WORK TO COMPLETE: Output the full listing below exactly as it reads, and skip anything that is a picture.

Entries from a dataset

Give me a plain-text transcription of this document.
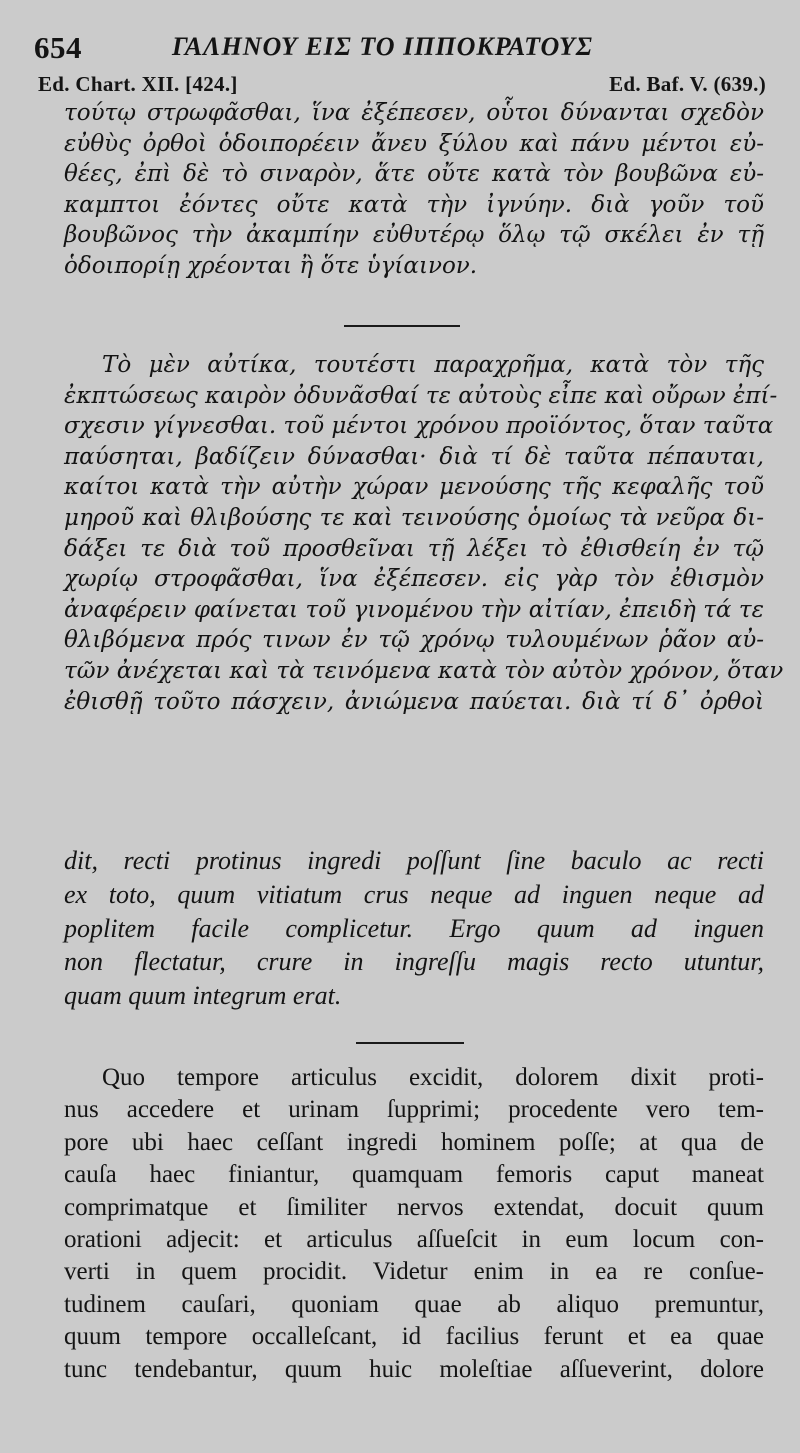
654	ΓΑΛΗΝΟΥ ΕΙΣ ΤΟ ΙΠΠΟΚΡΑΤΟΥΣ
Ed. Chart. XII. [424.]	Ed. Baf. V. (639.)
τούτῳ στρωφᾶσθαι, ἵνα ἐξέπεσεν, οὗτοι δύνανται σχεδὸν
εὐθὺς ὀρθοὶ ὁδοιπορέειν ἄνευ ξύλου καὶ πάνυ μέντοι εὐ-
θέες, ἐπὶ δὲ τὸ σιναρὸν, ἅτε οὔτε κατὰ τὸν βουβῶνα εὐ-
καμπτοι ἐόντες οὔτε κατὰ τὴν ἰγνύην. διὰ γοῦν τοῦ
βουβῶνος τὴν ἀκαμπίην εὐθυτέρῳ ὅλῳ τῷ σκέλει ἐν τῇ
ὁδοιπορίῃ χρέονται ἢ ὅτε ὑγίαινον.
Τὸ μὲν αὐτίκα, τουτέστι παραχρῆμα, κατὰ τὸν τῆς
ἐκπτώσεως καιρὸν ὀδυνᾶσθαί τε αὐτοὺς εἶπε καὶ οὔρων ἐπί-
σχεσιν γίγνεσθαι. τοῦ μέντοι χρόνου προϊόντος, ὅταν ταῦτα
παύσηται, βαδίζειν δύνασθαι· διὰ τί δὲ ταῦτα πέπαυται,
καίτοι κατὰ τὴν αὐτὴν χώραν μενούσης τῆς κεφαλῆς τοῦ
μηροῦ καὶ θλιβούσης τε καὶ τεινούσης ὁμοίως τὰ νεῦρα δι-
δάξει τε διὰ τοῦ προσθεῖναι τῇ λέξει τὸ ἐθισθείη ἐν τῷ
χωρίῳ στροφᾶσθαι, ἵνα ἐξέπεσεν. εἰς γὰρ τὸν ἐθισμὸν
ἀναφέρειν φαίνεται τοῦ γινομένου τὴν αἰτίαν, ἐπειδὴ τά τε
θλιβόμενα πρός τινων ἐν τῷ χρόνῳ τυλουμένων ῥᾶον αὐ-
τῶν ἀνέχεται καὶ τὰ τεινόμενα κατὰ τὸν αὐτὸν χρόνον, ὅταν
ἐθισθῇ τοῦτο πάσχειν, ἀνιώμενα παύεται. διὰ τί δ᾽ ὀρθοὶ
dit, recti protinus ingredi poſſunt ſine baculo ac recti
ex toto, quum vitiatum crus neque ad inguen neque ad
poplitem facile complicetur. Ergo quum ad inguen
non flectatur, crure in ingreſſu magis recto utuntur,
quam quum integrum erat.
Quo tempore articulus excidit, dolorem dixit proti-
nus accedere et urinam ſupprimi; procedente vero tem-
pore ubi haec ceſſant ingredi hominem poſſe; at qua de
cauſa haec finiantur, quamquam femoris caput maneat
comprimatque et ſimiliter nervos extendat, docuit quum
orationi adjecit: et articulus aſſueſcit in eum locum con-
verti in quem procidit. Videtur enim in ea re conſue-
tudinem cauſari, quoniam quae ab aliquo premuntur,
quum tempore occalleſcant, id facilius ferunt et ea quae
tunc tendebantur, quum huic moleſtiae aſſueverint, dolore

PROBLEM SOLUTION:
Give me a plain-text transcription of this document.
654	ΓΑΛΗΝΟΥ ΕΙΣ ΤΟ ΙΠΠΟΚΡΑΤΟΥΣ
Ed. Chart. XII. [424.]	Ed. Baf. V. (639.)
τούτῳ στρωφᾶσθαι, ἵνα ἐξέπεσεν, οὗτοι δύνανται σχεδὸν
εὐθὺς ὀρθοὶ ὁδοιπορέειν ἄνευ ξύλου καὶ πάνυ μέντοι εὐ-
θέες, ἐπὶ δὲ τὸ σιναρὸν, ἅτε οὔτε κατὰ τὸν βουβῶνα εὐ-
καμπτοι ἐόντες οὔτε κατὰ τὴν ἰγνύην. διὰ γοῦν τοῦ
βουβῶνος τὴν ἀκαμπίην εὐθυτέρῳ ὅλῳ τῷ σκέλει ἐν τῇ
ὁδοιπορίῃ χρέονται ἢ ὅτε ὑγίαινον.
Τὸ μὲν αὐτίκα, τουτέστι παραχρῆμα, κατὰ τὸν τῆς
ἐκπτώσεως καιρὸν ὀδυνᾶσθαί τε αὐτοὺς εἶπε καὶ οὔρων ἐπί-
σχεσιν γίγνεσθαι. τοῦ μέντοι χρόνου προϊόντος, ὅταν ταῦτα
παύσηται, βαδίζειν δύνασθαι· διὰ τί δὲ ταῦτα πέπαυται,
καίτοι κατὰ τὴν αὐτὴν χώραν μενούσης τῆς κεφαλῆς τοῦ
μηροῦ καὶ θλιβούσης τε καὶ τεινούσης ὁμοίως τὰ νεῦρα δι-
δάξει τε διὰ τοῦ προσθεῖναι τῇ λέξει τὸ ἐθισθείη ἐν τῷ
χωρίῳ στροφᾶσθαι, ἵνα ἐξέπεσεν. εἰς γὰρ τὸν ἐθισμὸν
ἀναφέρειν φαίνεται τοῦ γινομένου τὴν αἰτίαν, ἐπειδὴ τά τε
θλιβόμενα πρός τινων ἐν τῷ χρόνῳ τυλουμένων ῥᾶον αὐ-
τῶν ἀνέχεται καὶ τὰ τεινόμενα κατὰ τὸν αὐτὸν χρόνον, ὅταν
ἐθισθῇ τοῦτο πάσχειν, ἀνιώμενα παύεται. διὰ τί δ᾽ ὀρθοὶ
dit, recti protinus ingredi poſſunt ſine baculo ac recti
ex toto, quum vitiatum crus neque ad inguen neque ad
poplitem facile complicetur. Ergo quum ad inguen
non flectatur, crure in ingreſſu magis recto utuntur,
quam quum integrum erat.
Quo tempore articulus excidit, dolorem dixit proti-
nus accedere et urinam ſupprimi; procedente vero tem-
pore ubi haec ceſſant ingredi hominem poſſe; at qua de
cauſa haec finiantur, quamquam femoris caput maneat
comprimatque et ſimiliter nervos extendat, docuit quum
orationi adjecit: et articulus aſſueſcit in eum locum con-
verti in quem procidit. Videtur enim in ea re conſue-
tudinem cauſari, quoniam quae ab aliquo premuntur,
quum tempore occalleſcant, id facilius ferunt et ea quae
tunc tendebantur, quum huic moleſtiae aſſueverint, dolore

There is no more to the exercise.